Stored data entries:
************

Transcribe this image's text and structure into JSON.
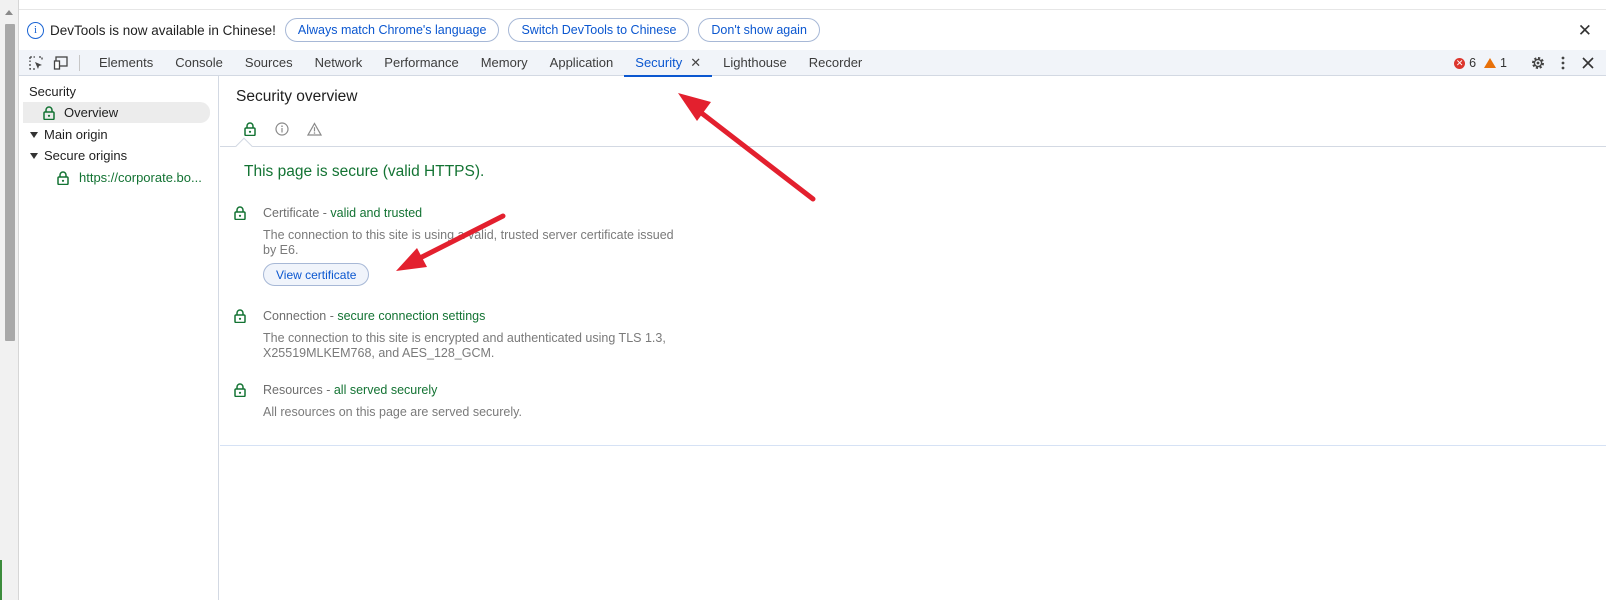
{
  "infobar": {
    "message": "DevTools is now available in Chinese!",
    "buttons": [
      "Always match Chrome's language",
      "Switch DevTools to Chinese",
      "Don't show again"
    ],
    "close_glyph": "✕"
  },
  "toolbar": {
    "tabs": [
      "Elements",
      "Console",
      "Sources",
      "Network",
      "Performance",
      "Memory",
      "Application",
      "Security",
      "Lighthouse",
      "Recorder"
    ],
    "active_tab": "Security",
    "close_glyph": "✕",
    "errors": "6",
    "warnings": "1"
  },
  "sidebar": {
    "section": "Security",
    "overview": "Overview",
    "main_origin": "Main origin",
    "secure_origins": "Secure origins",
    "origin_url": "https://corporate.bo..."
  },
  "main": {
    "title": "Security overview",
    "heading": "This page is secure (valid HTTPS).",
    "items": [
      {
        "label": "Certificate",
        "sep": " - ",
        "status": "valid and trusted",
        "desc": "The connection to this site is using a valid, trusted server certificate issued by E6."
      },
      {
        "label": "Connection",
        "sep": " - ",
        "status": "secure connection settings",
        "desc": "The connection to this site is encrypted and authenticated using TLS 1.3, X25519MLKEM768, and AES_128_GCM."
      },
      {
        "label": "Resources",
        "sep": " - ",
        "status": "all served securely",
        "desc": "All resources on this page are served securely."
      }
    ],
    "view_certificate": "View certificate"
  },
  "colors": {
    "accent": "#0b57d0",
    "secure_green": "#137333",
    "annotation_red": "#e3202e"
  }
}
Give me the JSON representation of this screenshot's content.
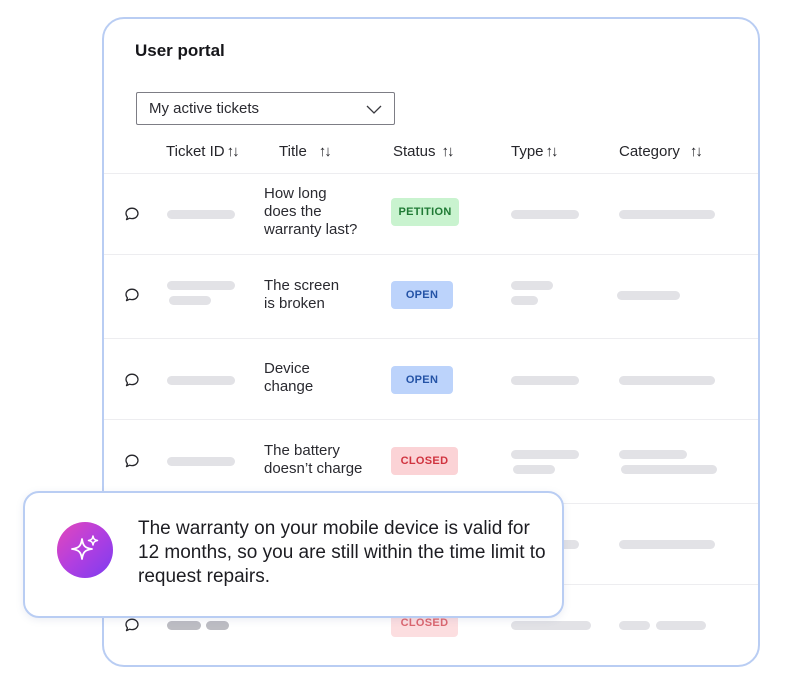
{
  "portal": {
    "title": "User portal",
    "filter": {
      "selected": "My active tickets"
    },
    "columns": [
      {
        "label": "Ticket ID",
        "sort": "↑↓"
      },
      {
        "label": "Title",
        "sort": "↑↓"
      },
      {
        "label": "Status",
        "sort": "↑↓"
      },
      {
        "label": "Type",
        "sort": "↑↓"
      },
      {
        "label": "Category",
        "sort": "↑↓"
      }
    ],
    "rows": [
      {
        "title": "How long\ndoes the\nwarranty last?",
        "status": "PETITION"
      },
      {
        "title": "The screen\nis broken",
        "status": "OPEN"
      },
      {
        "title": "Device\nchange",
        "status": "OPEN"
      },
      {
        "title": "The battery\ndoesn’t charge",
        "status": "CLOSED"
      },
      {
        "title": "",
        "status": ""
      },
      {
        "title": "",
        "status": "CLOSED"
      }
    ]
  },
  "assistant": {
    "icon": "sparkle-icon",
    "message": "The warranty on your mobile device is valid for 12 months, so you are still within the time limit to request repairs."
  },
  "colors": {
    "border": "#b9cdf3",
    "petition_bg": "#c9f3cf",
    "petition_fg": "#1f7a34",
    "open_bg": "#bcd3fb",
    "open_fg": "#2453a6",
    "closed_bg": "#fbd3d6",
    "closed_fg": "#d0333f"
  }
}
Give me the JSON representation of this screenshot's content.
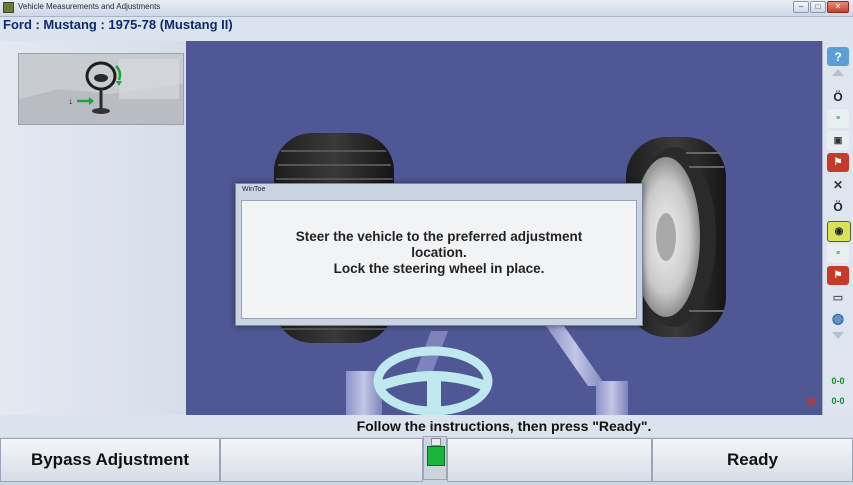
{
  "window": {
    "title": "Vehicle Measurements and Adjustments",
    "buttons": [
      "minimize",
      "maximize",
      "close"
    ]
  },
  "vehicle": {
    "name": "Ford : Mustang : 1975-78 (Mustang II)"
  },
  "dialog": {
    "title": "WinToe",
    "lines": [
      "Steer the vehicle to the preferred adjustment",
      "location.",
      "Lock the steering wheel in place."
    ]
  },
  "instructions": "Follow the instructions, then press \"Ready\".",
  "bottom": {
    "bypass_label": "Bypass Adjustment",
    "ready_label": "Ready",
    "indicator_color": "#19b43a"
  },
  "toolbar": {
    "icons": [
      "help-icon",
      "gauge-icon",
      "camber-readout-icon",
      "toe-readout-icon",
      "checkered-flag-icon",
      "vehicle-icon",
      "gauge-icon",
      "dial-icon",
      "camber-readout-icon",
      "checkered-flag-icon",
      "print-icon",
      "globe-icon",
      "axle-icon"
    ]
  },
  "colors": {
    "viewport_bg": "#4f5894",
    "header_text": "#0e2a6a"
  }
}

************

- _EXERCISE REQUIREMENTS_: Copy out each line of the entries that holds "valid".

- _THE COMPLETED TASK_:
    "heading": "This page is secure (valid HTTPS).",
        "status": "valid and trusted",
        "desc": "The connection to this site is using a valid, trusted server certificate issued by E6."
    "message": "The warranty on your mobile device is valid for 12 months, so you are still within the time limit to request repairs."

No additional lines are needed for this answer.